═════ Selected excerpt ═════

Yop, I'm using a wired connection.

Ifconfig = http://twistedpipedream.com/dropbox/ifconfig.JPG

Dmesg: http://twistedpipedream.com/dropbox/dmesg0.JPG and http://twistedpipedream.com/dropbox/dmesg1.JPG (it's a huge output but I got the relevant)

The messages file is HUGE. But if there's anything specific I will find it to you.

Btw, I hope it's that I just took some pictures instead of writing it all down..


----------



## ckester (Mar 24, 2010)

DutchDaemon said:
			
		

> No. Use [cmd=]ping google.com[/cmd], and to be sure, also try [cmd=]ping 74.125.79.147[/cmd].



To clarify, Dutch is recommending that you also try pinging the IP address because you might not have things correctly setup to work with your DNS server yet.  If pinging 74.125.79.147 works but pinging google.com does not, then we'll know we need to focus our attention on your DNS configuration.

If neither ping works, we need to check what driver you're using, whether the interface is up, and whether you're getting an IP from your DHCP server.  That's why killasmurf asked for the output from ifconfig.

═════ Stored data ═════

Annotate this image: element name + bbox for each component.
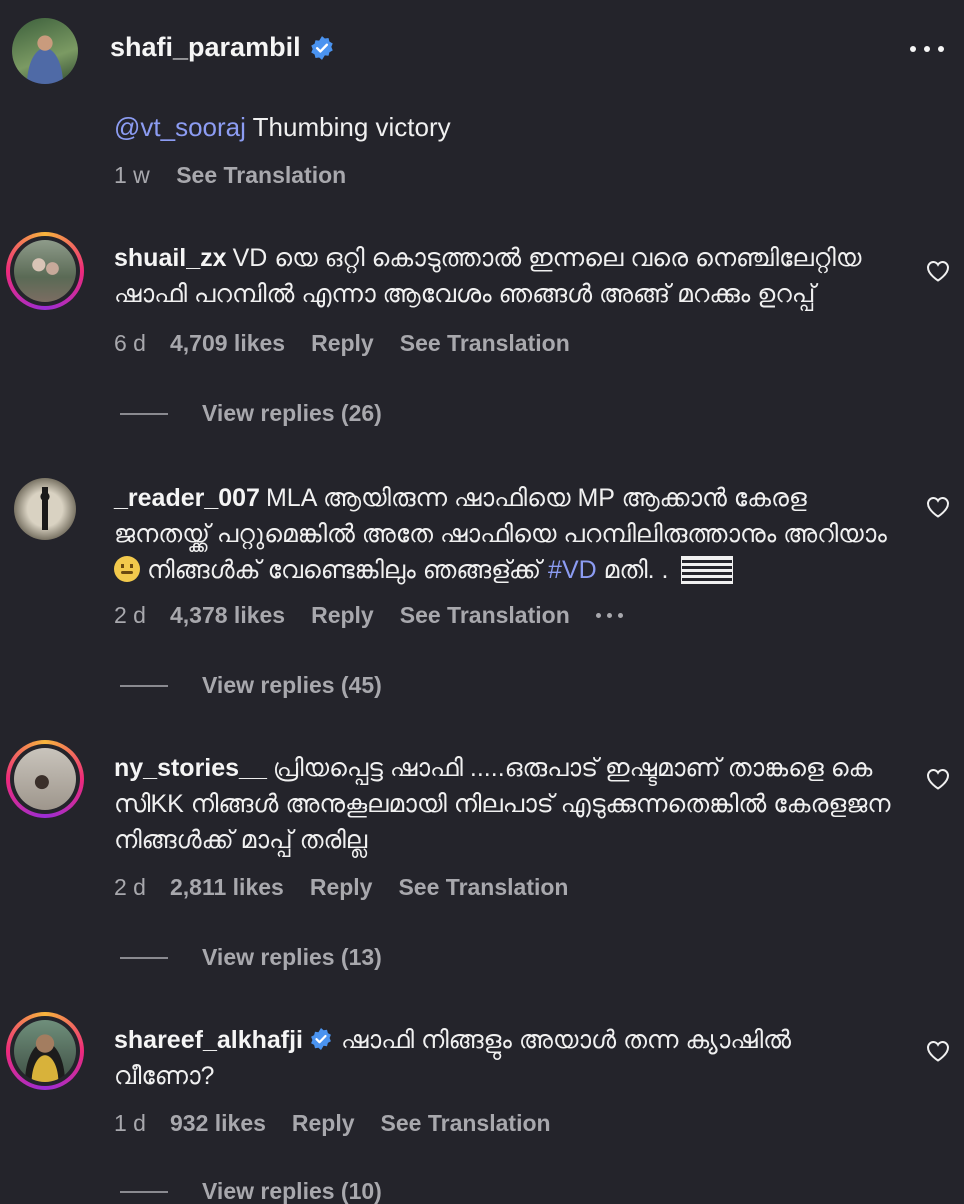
- comment-username[interactable]: _reader_007: [114, 484, 260, 512]
- author-username-row[interactable]: shafi_parambil: [110, 32, 335, 63]
- comment-username[interactable]: shuail_zx: [114, 244, 227, 272]
- comment-body: ny_stories__പ്രിയപ്പെട്ട ഷാഫി .....ഒരുപാ…: [114, 750, 894, 858]
- replies-divider: [120, 413, 168, 415]
- view-replies-label[interactable]: View replies (13): [202, 944, 382, 971]
- comment-meta: 1 d 932 likes Reply See Translation: [114, 1110, 577, 1137]
- comment-avatar[interactable]: [6, 1012, 84, 1090]
- comment-meta: 6 d 4,709 likes Reply See Translation: [114, 330, 596, 357]
- replies-divider: [120, 685, 168, 687]
- comment-meta: 2 d 2,811 likes Reply See Translation: [114, 874, 594, 901]
- comment-likes[interactable]: 932 likes: [170, 1110, 266, 1137]
- view-replies-button[interactable]: View replies (13): [120, 944, 382, 971]
- comment-see-translation-button[interactable]: See Translation: [381, 1110, 551, 1137]
- comment-username[interactable]: shareef_alkhafji: [114, 1026, 303, 1054]
- comment-text-end: മതി. .: [597, 556, 676, 584]
- post-caption: @vt_sooraj Thumbing victory: [114, 112, 451, 143]
- comment-hashtag[interactable]: #VD: [548, 556, 597, 584]
- comment-reply-button[interactable]: Reply: [310, 874, 373, 901]
- comment-body: _reader_007MLA ആയിരുന്ന ഷാഫിയെ MP ആക്കാൻ…: [114, 480, 894, 588]
- view-replies-button[interactable]: View replies (45): [120, 672, 382, 699]
- comment-see-translation-button[interactable]: See Translation: [398, 874, 568, 901]
- comment-body: shuail_zxVD യെ ഒറ്റി കൊടുത്താൽ ഇന്നലെ വര…: [114, 240, 894, 312]
- comment-avatar[interactable]: [6, 232, 84, 310]
- caption-mention[interactable]: @vt_sooraj: [114, 112, 246, 142]
- comment-reply-button[interactable]: Reply: [311, 330, 374, 357]
- comment-more-icon[interactable]: [596, 613, 623, 618]
- comment-reply-button[interactable]: Reply: [311, 602, 374, 629]
- heart-icon[interactable]: [926, 768, 950, 790]
- comment-time: 6 d: [114, 330, 146, 357]
- comment-meta: 2 d 4,378 likes Reply See Translation: [114, 602, 623, 629]
- author-username[interactable]: shafi_parambil: [110, 32, 301, 63]
- comment-likes[interactable]: 4,378 likes: [170, 602, 285, 629]
- comment-body: shareef_alkhafji ഷാഫി നിങ്ങളും അയാൾ തന്ന…: [114, 1022, 894, 1094]
- replies-divider: [120, 1191, 168, 1193]
- view-replies-label[interactable]: View replies (26): [202, 400, 382, 427]
- comment-likes[interactable]: 2,811 likes: [170, 874, 284, 901]
- heart-icon[interactable]: [926, 260, 950, 282]
- comment-see-translation-button[interactable]: See Translation: [400, 602, 570, 629]
- replies-divider: [120, 957, 168, 959]
- bars-icon: [681, 556, 733, 584]
- caption-text: Thumbing victory: [246, 112, 451, 142]
- verified-badge-icon: [309, 1027, 333, 1051]
- emoji-icon: [114, 556, 140, 582]
- comment-time: 1 d: [114, 1110, 146, 1137]
- comment-avatar[interactable]: [14, 478, 76, 540]
- view-replies-label[interactable]: View replies (45): [202, 672, 382, 699]
- comment-time: 2 d: [114, 602, 146, 629]
- view-replies-button[interactable]: View replies (10): [120, 1178, 382, 1204]
- more-options-icon[interactable]: [910, 44, 944, 54]
- verified-badge-icon: [309, 35, 335, 61]
- comment-likes[interactable]: 4,709 likes: [170, 330, 285, 357]
- comment-time: 2 d: [114, 874, 146, 901]
- caption-meta: 1 w See Translation: [114, 162, 346, 189]
- comments-page: shafi_parambil @vt_sooraj Thumbing victo…: [0, 0, 964, 1204]
- comment-reply-button[interactable]: Reply: [292, 1110, 355, 1137]
- comment-text-continued: നിങ്ങൾക് വേണ്ടെങ്കിലും ഞങ്ങള്ക്ക്: [140, 556, 548, 584]
- comment-avatar[interactable]: [6, 740, 84, 818]
- author-avatar[interactable]: [12, 18, 78, 84]
- heart-icon[interactable]: [926, 496, 950, 518]
- view-replies-button[interactable]: View replies (26): [120, 400, 382, 427]
- view-replies-label[interactable]: View replies (10): [202, 1178, 382, 1204]
- comment-see-translation-button[interactable]: See Translation: [400, 330, 570, 357]
- caption-see-translation-button[interactable]: See Translation: [176, 162, 346, 188]
- caption-time: 1 w: [114, 162, 150, 188]
- post-header: shafi_parambil: [12, 18, 944, 88]
- heart-icon[interactable]: [926, 1040, 950, 1062]
- comment-username[interactable]: ny_stories__: [114, 754, 267, 782]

═════

**Things to do:**
a – In the forum thread, what kind of network connection does the first poster say they are using?
b – Retype the passage of the forum thread from "Yop, I'm using" to "find it to you.".
c – According to the forum thread, why is it recommended to ping the IP address 74.125.79.147 in addition to google.com?
Nothing here depends on those lines.

**Final answers:**
a – A wired connection.

b –
Yop, I'm using a wired connection.

Ifconfig = http://twistedpipedream.com/dropbox/ifconfig.JPG

Dmesg: http://twistedpipedream.com/dropbox/dmesg0.JPG and http://twistedpipedream.com/dropbox/dmesg1.JPG (it's a huge output but I got the relevant)

The messages file is HUGE. But if there's anything specific I will find it to you.

c – The poster might not yet have things set up correctly to work with the DNS server. If pinging the IP address works but pinging google.com does not, the DNS configuration needs attention.